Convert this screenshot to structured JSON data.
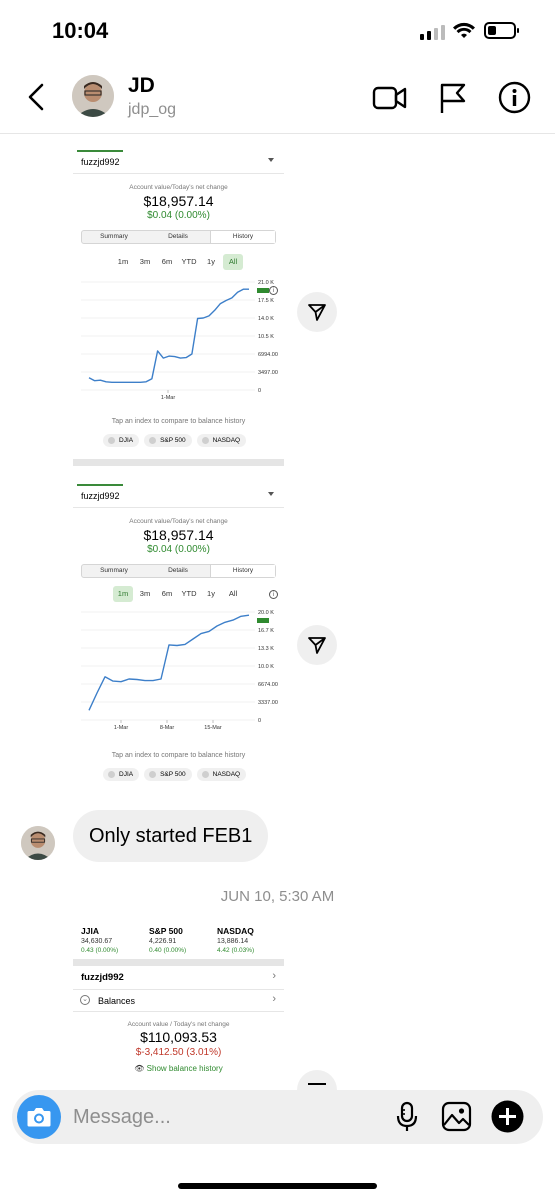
{
  "status_bar": {
    "time": "10:04"
  },
  "header": {
    "name": "JD",
    "username": "jdp_og"
  },
  "cards": [
    {
      "account": "fuzzjd992",
      "label": "Account value/Today's net change",
      "value": "$18,957.14",
      "change": "$0.04 (0.00%)",
      "segments": [
        "Summary",
        "Details",
        "History"
      ],
      "ranges": [
        "1m",
        "3m",
        "6m",
        "YTD",
        "1y",
        "All"
      ],
      "selected_range": "All",
      "y_ticks": [
        "21.0 K",
        "17.5 K",
        "14.0 K",
        "10.5 K",
        "6994.00",
        "3497.00",
        "0"
      ],
      "x_ticks": [
        "1-Mar"
      ],
      "compare_text": "Tap an index to compare to balance history",
      "indexes": [
        "DJIA",
        "S&P 500",
        "NASDAQ"
      ]
    },
    {
      "account": "fuzzjd992",
      "label": "Account value/Today's net change",
      "value": "$18,957.14",
      "change": "$0.04 (0.00%)",
      "segments": [
        "Summary",
        "Details",
        "History"
      ],
      "ranges": [
        "1m",
        "3m",
        "6m",
        "YTD",
        "1y",
        "All"
      ],
      "selected_range": "1m",
      "y_ticks": [
        "20.0 K",
        "16.7 K",
        "13.3 K",
        "10.0 K",
        "6674.00",
        "3337.00",
        "0"
      ],
      "x_ticks": [
        "1-Mar",
        "8-Mar",
        "15-Mar"
      ],
      "compare_text": "Tap an index to compare to balance history",
      "indexes": [
        "DJIA",
        "S&P 500",
        "NASDAQ"
      ]
    }
  ],
  "message": {
    "text": "Only started FEB1"
  },
  "timestamp": "JUN 10, 5:30 AM",
  "card3": {
    "indexes": [
      {
        "name": "JJIA",
        "value": "34,630.67",
        "change": "0.43 (0.00%)"
      },
      {
        "name": "S&P 500",
        "value": "4,226.91",
        "change": "0.40 (0.00%)"
      },
      {
        "name": "NASDAQ",
        "value": "13,886.14",
        "change": "4.42 (0.03%)"
      }
    ],
    "account": "fuzzjd992",
    "balances": "Balances",
    "label": "Account value / Today's net change",
    "value": "$110,093.53",
    "change": "$-3,412.50 (3.01%)",
    "show_history": "Show balance history"
  },
  "composer": {
    "placeholder": "Message..."
  },
  "colors": {
    "accent": "#3797f0",
    "positive": "#2f8a2f",
    "negative": "#c0392b",
    "line": "#3d7fc9"
  },
  "chart_data": [
    {
      "type": "line",
      "xlabel": "",
      "ylabel": "",
      "x_ticks": [
        "1-Mar"
      ],
      "ylim": [
        0,
        21000
      ],
      "series": [
        {
          "values": [
            2400,
            1800,
            1900,
            1600,
            1500,
            1500,
            1500,
            1500,
            1500,
            1500,
            1600,
            2200,
            7600,
            6200,
            6600,
            6500,
            6200,
            6300,
            7000,
            13900,
            14000,
            14400,
            15500,
            16800,
            17400,
            17900,
            19000,
            19600,
            19600
          ]
        }
      ]
    },
    {
      "type": "line",
      "xlabel": "",
      "ylabel": "",
      "x_ticks": [
        "1-Mar",
        "8-Mar",
        "15-Mar"
      ],
      "ylim": [
        0,
        20000
      ],
      "series": [
        {
          "values": [
            1800,
            5000,
            8000,
            7200,
            7100,
            7600,
            7500,
            7300,
            7300,
            7600,
            13900,
            13800,
            14000,
            15000,
            16000,
            16400,
            17400,
            18100,
            18500,
            19200,
            19400
          ]
        }
      ]
    }
  ]
}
------------------------------------
THE REQUEST: Return the material exactly as given, apart from the pictures.

THE REPLY:
Convert this screenshot to structured JSON data.
{
  "status_bar": {
    "time": "10:04"
  },
  "header": {
    "name": "JD",
    "username": "jdp_og"
  },
  "cards": [
    {
      "account": "fuzzjd992",
      "label": "Account value/Today's net change",
      "value": "$18,957.14",
      "change": "$0.04 (0.00%)",
      "segments": [
        "Summary",
        "Details",
        "History"
      ],
      "ranges": [
        "1m",
        "3m",
        "6m",
        "YTD",
        "1y",
        "All"
      ],
      "selected_range": "All",
      "y_ticks": [
        "21.0 K",
        "17.5 K",
        "14.0 K",
        "10.5 K",
        "6994.00",
        "3497.00",
        "0"
      ],
      "x_ticks": [
        "1-Mar"
      ],
      "compare_text": "Tap an index to compare to balance history",
      "indexes": [
        "DJIA",
        "S&P 500",
        "NASDAQ"
      ]
    },
    {
      "account": "fuzzjd992",
      "label": "Account value/Today's net change",
      "value": "$18,957.14",
      "change": "$0.04 (0.00%)",
      "segments": [
        "Summary",
        "Details",
        "History"
      ],
      "ranges": [
        "1m",
        "3m",
        "6m",
        "YTD",
        "1y",
        "All"
      ],
      "selected_range": "1m",
      "y_ticks": [
        "20.0 K",
        "16.7 K",
        "13.3 K",
        "10.0 K",
        "6674.00",
        "3337.00",
        "0"
      ],
      "x_ticks": [
        "1-Mar",
        "8-Mar",
        "15-Mar"
      ],
      "compare_text": "Tap an index to compare to balance history",
      "indexes": [
        "DJIA",
        "S&P 500",
        "NASDAQ"
      ]
    }
  ],
  "message": {
    "text": "Only started FEB1"
  },
  "timestamp": "JUN 10, 5:30 AM",
  "card3": {
    "indexes": [
      {
        "name": "JJIA",
        "value": "34,630.67",
        "change": "0.43 (0.00%)"
      },
      {
        "name": "S&P 500",
        "value": "4,226.91",
        "change": "0.40 (0.00%)"
      },
      {
        "name": "NASDAQ",
        "value": "13,886.14",
        "change": "4.42 (0.03%)"
      }
    ],
    "account": "fuzzjd992",
    "balances": "Balances",
    "label": "Account value / Today's net change",
    "value": "$110,093.53",
    "change": "$-3,412.50 (3.01%)",
    "show_history": "Show balance history"
  },
  "composer": {
    "placeholder": "Message..."
  },
  "colors": {
    "accent": "#3797f0",
    "positive": "#2f8a2f",
    "negative": "#c0392b",
    "line": "#3d7fc9"
  },
  "chart_data": [
    {
      "type": "line",
      "xlabel": "",
      "ylabel": "",
      "x_ticks": [
        "1-Mar"
      ],
      "ylim": [
        0,
        21000
      ],
      "series": [
        {
          "values": [
            2400,
            1800,
            1900,
            1600,
            1500,
            1500,
            1500,
            1500,
            1500,
            1500,
            1600,
            2200,
            7600,
            6200,
            6600,
            6500,
            6200,
            6300,
            7000,
            13900,
            14000,
            14400,
            15500,
            16800,
            17400,
            17900,
            19000,
            19600,
            19600
          ]
        }
      ]
    },
    {
      "type": "line",
      "xlabel": "",
      "ylabel": "",
      "x_ticks": [
        "1-Mar",
        "8-Mar",
        "15-Mar"
      ],
      "ylim": [
        0,
        20000
      ],
      "series": [
        {
          "values": [
            1800,
            5000,
            8000,
            7200,
            7100,
            7600,
            7500,
            7300,
            7300,
            7600,
            13900,
            13800,
            14000,
            15000,
            16000,
            16400,
            17400,
            18100,
            18500,
            19200,
            19400
          ]
        }
      ]
    }
  ]
}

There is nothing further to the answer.